• WHAT YOU NEED TO DO
Keep only the lines where "Bureau" appears.
+++ DATA TO PROCESS +++
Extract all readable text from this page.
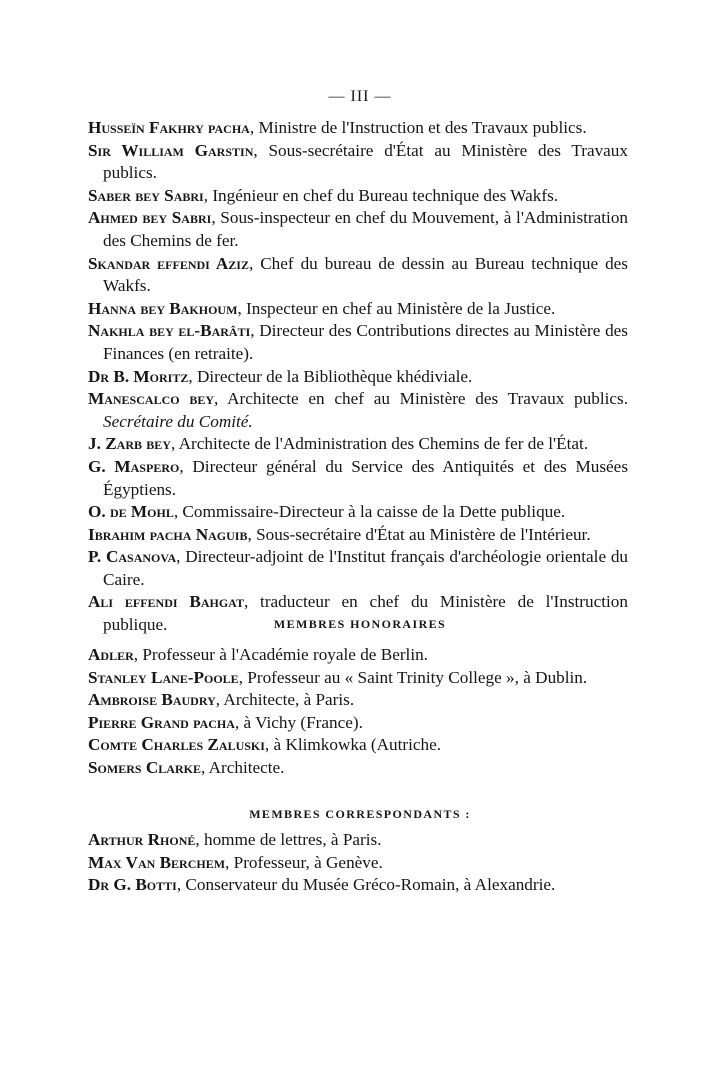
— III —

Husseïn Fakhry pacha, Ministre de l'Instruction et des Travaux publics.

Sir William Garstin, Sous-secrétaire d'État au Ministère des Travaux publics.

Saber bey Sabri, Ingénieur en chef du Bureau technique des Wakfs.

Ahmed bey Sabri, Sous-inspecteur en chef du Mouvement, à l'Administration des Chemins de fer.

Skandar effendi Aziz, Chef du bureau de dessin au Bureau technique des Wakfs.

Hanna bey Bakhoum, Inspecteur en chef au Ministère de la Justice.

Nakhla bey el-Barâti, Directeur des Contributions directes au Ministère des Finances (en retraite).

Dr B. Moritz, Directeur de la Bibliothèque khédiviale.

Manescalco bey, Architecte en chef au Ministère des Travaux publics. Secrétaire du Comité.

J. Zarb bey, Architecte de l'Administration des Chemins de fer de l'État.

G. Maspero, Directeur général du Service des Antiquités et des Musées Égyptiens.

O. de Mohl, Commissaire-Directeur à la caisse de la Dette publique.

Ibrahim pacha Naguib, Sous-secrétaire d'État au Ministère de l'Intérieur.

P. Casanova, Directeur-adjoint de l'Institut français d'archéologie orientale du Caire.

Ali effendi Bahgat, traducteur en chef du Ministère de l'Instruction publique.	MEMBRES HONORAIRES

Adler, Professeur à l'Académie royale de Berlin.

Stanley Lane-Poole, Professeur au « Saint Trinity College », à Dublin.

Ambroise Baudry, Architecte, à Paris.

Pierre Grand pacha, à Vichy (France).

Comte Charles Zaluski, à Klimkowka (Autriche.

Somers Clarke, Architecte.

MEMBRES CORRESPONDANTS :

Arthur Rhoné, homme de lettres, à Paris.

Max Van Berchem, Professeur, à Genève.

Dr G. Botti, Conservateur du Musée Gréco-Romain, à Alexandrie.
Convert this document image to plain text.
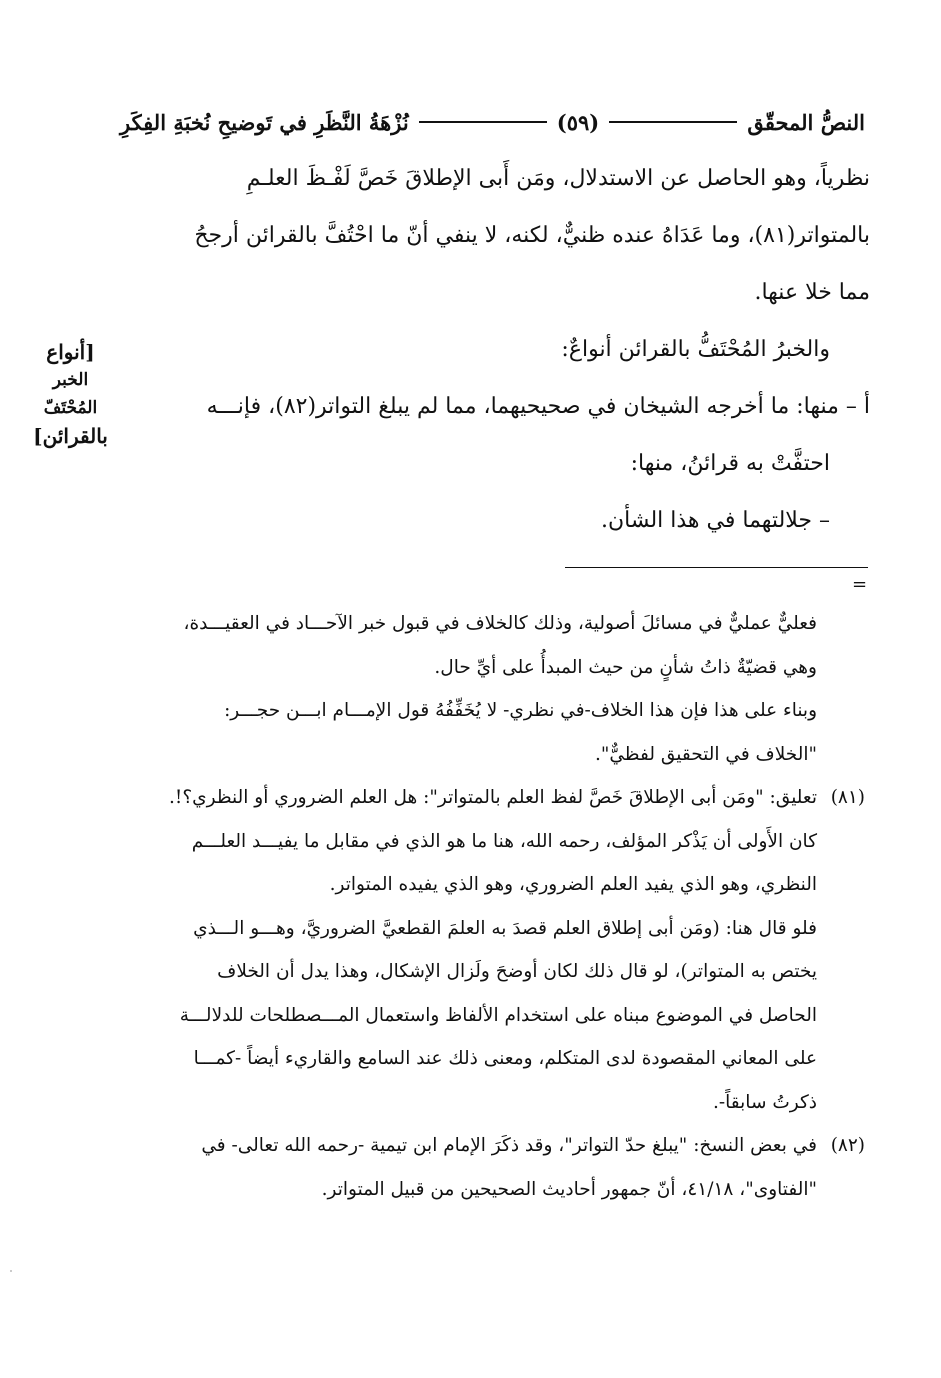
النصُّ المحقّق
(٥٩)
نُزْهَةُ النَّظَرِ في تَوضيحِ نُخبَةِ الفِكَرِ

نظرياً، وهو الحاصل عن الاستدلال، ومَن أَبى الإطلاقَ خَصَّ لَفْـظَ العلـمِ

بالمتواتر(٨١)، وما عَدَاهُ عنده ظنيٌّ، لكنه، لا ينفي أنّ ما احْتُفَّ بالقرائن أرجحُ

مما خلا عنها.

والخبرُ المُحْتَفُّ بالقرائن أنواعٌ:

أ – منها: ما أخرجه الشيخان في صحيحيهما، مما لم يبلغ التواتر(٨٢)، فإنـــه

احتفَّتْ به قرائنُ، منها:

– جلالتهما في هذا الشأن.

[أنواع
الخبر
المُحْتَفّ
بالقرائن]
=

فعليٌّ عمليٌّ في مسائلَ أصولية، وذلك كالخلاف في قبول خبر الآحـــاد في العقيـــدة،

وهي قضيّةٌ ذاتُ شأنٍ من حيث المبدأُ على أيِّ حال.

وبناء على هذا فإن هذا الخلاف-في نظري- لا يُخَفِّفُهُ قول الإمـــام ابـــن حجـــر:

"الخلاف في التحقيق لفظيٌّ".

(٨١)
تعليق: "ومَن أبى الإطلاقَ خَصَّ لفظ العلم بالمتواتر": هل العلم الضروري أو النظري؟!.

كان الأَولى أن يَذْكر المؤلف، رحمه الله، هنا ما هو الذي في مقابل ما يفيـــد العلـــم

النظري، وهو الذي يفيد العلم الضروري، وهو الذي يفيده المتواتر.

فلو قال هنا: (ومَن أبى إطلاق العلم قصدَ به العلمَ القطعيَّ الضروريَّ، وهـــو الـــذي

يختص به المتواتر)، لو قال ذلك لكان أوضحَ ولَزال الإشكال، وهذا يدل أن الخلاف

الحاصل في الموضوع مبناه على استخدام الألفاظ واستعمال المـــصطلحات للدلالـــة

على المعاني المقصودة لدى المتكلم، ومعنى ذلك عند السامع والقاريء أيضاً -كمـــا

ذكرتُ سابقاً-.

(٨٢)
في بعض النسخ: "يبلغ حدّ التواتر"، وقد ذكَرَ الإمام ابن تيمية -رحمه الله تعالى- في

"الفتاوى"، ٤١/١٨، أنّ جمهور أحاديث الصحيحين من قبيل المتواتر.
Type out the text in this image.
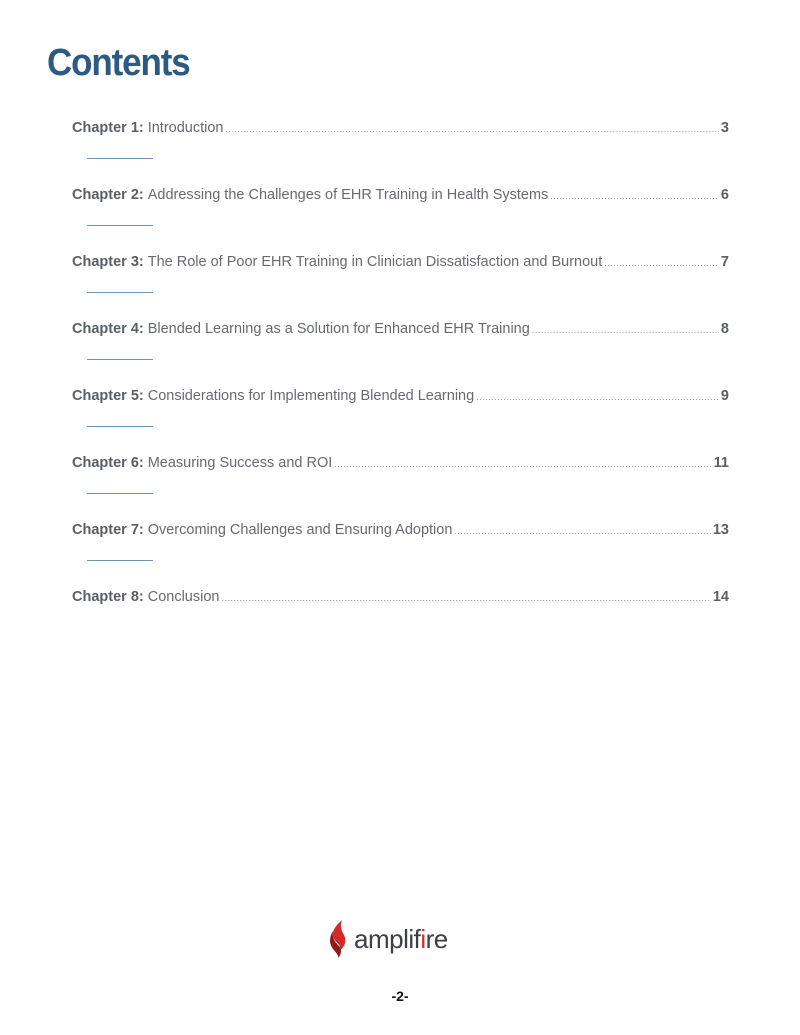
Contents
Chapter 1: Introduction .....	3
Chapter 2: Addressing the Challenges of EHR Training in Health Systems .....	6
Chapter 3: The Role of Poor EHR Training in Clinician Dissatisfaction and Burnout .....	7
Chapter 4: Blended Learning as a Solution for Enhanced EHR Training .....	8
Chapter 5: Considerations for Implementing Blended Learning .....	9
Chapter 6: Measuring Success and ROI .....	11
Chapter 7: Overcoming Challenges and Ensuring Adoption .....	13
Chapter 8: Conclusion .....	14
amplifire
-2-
+++
• EXERCISE RESPONSE
Saber bey Sabri, Ingénieur en chef du Bureau technique des Wakfs.
Skandar effendi Aziz, Chef du bureau de dessin au Bureau technique des Wakfs.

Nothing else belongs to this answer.